THE RECORDS:
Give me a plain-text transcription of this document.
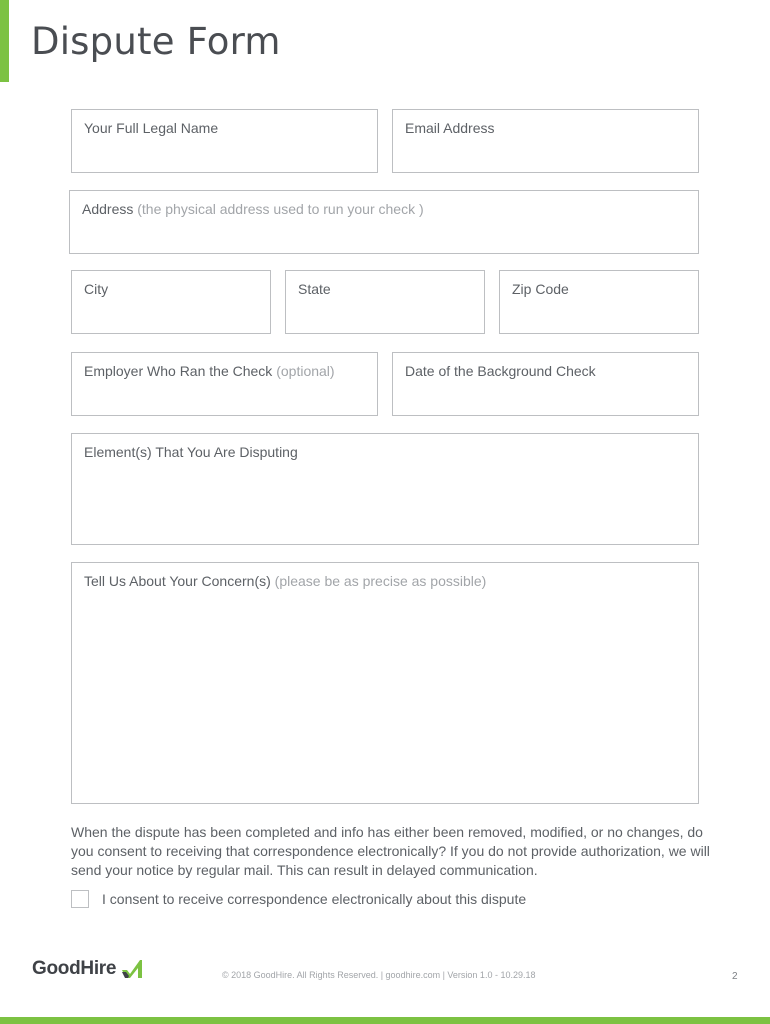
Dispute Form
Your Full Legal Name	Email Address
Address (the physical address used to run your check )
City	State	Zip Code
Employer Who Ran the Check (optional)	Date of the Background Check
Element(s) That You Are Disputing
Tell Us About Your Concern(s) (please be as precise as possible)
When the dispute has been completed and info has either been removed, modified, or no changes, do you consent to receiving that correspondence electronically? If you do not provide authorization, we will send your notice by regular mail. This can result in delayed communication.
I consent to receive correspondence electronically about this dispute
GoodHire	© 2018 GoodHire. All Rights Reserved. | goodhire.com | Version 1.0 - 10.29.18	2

PROBLEM TO SOLVE: What is the number of lines in the listing above that contain the string "Address"? Give only the number.

SOLVED EXERCISE: 2